- 課題 1: ページ抜粋によると、横須賀城が「両頭城」という別名で呼ばれるのはなぜですか。
- 課題 2: ページ抜粋のうち、「昨年の11月29日から大河ド」で始まり「順次攻略を進めて行きました。」までの部分を、一字一句違えずに引用しなさい。

━━━ ページ抜粋

昨年の11月29日から大河ドラマ「どうする家康」の総集編ということで「”家康”のでき事と所縁ある”お城”を振り返ろう」シリーズを始めましたが、途中約1ケ月の中断をしてしまい2024年に突入してしまいましたが、引続き最後まで完結したいと思いますので、「家康ファン」「どうする家康ファン」「戦国時代ファン」の方は暫くお付き合いください。

 

「家康」の出来事

「家康」にとって「遠江」一国の支配を回復する為に絶対に必要だった「高天神城」を、1574年に「武田勝頼」によって攻められ、「家康」は援軍を送れずに落とされてしまいます。

 

これによって「武田方」にとっては、「高天神城」は「遠江・三河」侵攻の重要拠点となったのですが、翌年に今度は「家康」が「長篠城」を攻城し、更には「長篠の戦い」にも勝利したことによって、「高天神城」の奪取の為に周囲にあった「武田方」のお城に対して順次攻略を進めて行きました。

 

その一環としてまずは「高天神城」の東側にある「諏訪原城」を1575年に落とし、次に1576年には「犬居城」を攻めました。続いて、「武田方」が1570年に「今川方」より奪い「遠江攻略」の拠点にしようとして改修を行った「田中城」を1578年3月から攻め立てます。1582年には「田中城」を完全に「徳川方」のお城にしてしまいます。

 

そして「高天神城」奪還の為の拠点として極めつけは、「家康」は1578年から「大須賀康高」に「横須賀城」を築かせました。更に、「高天神城」の周囲には「三井山砦」「獅子ケ鼻砦」等の六砦を築いて包囲網を完成させました。

 

 

「横須賀城」の位置↓

 

それでは、今回はこの「横須賀城」を紹介していきます。

 

 

“高天神城”奪還の拠点として築かせた「横須賀城」(静岡県掛川市-日本で唯一の“玉石垣造り”のお城

 

「横須賀城」の歴史と城主

この城は、「徳川家康」が遠江における覇権争いで一旦「武田勝頼」に奪われた「高天神城」の奪還作戦の拠点として「大須賀康高」に築かせた城砦で、更にその周囲に6砦を築いてとうとう1581年に「高天神城」の奪還を果たします。

その後、「大須賀康高」の居城となりますが、「豊臣秀吉」が全国統一を果たすと「家康」は関東に移され、「豊臣系」の大名「有馬豊氏」等が入城して近世城郭化します。

関ケ原の戦い後は、再び「大須賀家」が戻り、その後廃藩となりますが、1619年に「能美松平家」が2万6000石で入城し、更に「本多家」5万石、「西尾家」2万5000石と変遷して「西尾家」が幕末・維新まで統治します。

 

縄張り

築城当時の古図面によれば、お城の近くまで入江が迫る海城だったことがわかります。

当城の別名を「両頭城」といいますが、これは、「大手門」が東西に1基ずつ設けられていたことから命名されました。

━━━━━━
━━━ 提供資料

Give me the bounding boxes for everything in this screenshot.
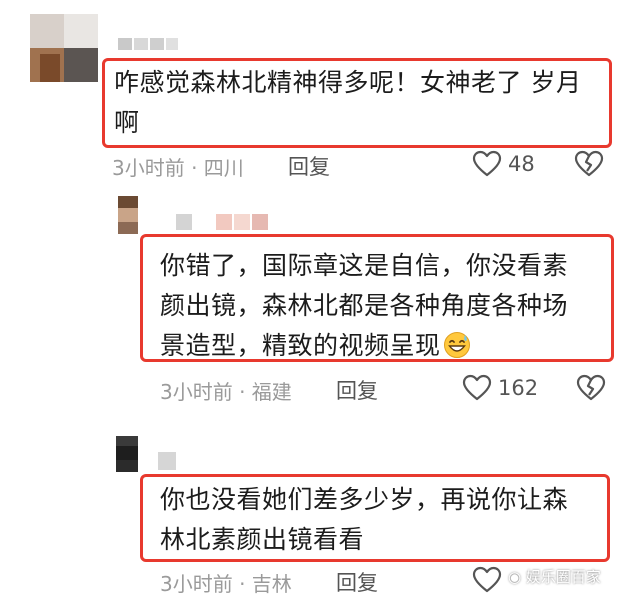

━━━━━━

- 解答 1: 大手門が東西に1基ずつ設けられていたからです。

- 解答 2:
昨年の11月29日から大河ドラマ「どうする家康」の総集編ということで「”家康”のでき事と所縁ある”お城”を振り返ろう」シリーズを始めましたが、途中約1ケ月の中断をしてしまい2024年に突入してしまいましたが、引続き最後まで完結したいと思いますので、「家康ファン」「どうする家康ファン」「戦国時代ファン」の方は暫くお付き合いください。

 

「家康」の出来事

「家康」にとって「遠江」一国の支配を回復する為に絶対に必要だった「高天神城」を、1574年に「武田勝頼」によって攻められ、「家康」は援軍を送れずに落とされてしまいます。

 

これによって「武田方」にとっては、「高天神城」は「遠江・三河」侵攻の重要拠点となったのですが、翌年に今度は「家康」が「長篠城」を攻城し、更には「長篠の戦い」にも勝利したことによって、「高天神城」の奪取の為に周囲にあった「武田方」のお城に対して順次攻略を進めて行きました。